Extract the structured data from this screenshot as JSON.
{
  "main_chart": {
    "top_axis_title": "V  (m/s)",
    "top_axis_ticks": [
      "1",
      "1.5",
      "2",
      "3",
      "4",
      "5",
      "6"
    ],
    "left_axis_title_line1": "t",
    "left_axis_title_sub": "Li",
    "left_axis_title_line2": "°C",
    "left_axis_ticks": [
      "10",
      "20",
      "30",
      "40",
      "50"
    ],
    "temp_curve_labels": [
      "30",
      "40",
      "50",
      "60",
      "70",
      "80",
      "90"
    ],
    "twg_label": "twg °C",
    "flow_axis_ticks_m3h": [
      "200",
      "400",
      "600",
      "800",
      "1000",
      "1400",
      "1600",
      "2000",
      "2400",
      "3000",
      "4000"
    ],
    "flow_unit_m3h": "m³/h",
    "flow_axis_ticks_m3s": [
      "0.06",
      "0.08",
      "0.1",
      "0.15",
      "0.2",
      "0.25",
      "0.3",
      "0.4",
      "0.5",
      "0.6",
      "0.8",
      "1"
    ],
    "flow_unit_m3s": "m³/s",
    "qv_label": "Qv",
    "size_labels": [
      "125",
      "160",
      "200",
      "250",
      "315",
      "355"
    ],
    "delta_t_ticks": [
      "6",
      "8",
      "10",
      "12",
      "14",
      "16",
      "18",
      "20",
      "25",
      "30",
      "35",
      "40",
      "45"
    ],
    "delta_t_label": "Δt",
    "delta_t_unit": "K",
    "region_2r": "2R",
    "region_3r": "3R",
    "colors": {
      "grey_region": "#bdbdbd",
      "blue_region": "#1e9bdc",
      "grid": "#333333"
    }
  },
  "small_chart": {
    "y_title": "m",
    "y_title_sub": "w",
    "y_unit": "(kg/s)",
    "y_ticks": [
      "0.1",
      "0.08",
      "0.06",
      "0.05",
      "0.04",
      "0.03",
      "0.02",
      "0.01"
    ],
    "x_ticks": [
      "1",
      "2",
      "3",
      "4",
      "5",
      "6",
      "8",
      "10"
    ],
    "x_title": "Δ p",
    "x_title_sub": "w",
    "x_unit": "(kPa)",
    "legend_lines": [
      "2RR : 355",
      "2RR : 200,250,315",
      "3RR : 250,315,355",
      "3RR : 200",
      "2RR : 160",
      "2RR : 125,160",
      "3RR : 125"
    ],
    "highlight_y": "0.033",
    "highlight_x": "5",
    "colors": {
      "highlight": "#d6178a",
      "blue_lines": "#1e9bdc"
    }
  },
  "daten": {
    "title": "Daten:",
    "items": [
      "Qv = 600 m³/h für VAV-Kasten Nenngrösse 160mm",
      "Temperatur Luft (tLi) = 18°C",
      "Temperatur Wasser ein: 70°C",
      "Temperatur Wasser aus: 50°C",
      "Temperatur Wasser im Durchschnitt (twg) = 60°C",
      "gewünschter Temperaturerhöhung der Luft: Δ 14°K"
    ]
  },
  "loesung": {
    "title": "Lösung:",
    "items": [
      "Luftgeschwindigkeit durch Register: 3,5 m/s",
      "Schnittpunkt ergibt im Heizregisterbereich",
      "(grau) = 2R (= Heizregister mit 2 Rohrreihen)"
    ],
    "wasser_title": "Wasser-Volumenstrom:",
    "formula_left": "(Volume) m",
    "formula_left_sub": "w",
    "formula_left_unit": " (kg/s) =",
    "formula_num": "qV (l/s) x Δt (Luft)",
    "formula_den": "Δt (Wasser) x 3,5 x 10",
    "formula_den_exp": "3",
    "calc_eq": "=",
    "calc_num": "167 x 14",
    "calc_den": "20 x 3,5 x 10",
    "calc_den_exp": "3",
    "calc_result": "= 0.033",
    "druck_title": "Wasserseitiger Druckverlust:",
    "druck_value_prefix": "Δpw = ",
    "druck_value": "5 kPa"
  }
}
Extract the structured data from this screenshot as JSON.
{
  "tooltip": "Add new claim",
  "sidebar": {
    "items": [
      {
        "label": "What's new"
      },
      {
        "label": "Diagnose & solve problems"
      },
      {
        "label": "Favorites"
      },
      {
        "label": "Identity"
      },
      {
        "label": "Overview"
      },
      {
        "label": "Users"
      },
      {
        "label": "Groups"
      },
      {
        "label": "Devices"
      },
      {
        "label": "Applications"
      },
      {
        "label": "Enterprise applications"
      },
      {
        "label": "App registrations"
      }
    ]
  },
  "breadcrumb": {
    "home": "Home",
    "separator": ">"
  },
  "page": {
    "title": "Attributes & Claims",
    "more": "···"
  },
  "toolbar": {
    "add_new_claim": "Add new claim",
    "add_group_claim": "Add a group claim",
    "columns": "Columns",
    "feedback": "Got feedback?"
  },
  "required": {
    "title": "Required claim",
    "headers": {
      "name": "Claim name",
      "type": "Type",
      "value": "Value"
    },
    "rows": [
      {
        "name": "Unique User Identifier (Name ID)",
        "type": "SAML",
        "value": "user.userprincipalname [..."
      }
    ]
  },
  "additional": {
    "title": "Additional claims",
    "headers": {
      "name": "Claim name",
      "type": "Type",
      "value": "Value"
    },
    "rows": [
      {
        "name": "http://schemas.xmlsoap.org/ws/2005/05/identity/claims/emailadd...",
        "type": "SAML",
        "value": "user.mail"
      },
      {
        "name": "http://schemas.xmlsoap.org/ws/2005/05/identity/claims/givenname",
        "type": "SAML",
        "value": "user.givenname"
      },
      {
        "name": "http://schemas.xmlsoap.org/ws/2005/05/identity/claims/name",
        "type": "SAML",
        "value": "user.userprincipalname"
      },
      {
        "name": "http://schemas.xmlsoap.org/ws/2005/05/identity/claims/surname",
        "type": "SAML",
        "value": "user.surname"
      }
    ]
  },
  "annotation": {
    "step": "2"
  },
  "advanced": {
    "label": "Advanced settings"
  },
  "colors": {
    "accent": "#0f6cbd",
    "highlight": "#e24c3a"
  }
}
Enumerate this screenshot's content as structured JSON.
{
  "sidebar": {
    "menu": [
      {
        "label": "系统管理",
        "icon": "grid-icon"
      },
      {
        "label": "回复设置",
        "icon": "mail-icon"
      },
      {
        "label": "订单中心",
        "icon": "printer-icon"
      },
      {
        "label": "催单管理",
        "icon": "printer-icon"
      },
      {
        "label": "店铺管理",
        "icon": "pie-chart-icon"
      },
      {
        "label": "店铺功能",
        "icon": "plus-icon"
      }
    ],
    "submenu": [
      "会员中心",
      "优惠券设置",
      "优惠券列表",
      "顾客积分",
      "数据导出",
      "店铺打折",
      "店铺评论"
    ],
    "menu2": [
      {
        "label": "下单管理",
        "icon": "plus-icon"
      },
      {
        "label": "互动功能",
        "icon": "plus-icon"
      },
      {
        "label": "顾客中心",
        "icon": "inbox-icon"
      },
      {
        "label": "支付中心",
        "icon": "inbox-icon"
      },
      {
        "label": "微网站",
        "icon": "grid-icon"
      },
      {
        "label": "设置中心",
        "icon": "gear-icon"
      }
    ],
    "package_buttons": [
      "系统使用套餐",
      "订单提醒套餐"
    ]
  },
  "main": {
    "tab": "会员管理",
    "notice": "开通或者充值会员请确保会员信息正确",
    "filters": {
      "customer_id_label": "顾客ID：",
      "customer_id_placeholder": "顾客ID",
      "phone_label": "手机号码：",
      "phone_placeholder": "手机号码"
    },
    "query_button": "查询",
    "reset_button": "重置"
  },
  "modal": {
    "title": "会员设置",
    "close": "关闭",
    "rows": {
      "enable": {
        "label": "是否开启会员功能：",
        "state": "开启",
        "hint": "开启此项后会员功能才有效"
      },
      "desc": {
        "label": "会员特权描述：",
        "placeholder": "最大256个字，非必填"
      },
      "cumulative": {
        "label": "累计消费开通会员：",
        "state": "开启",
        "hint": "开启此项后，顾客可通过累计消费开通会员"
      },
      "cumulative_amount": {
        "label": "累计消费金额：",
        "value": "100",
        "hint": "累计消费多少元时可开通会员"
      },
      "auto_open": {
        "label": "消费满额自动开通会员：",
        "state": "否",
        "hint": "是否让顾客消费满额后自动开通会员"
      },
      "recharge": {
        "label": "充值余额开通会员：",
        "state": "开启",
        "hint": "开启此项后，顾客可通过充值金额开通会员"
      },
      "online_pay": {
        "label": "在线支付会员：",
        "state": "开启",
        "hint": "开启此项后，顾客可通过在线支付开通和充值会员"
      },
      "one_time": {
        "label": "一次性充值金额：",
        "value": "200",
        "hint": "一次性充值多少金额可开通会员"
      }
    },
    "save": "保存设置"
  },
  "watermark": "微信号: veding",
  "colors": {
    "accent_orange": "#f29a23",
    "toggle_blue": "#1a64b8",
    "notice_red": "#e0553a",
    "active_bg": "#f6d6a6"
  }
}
#####
Pull out each line containing the word "schemas" and copy it.

Correct output:
        "name": "http://schemas.xmlsoap.org/ws/2005/05/identity/claims/emailadd...",
        "name": "http://schemas.xmlsoap.org/ws/2005/05/identity/claims/givenname",
        "name": "http://schemas.xmlsoap.org/ws/2005/05/identity/claims/name",
        "name": "http://schemas.xmlsoap.org/ws/2005/05/identity/claims/surname",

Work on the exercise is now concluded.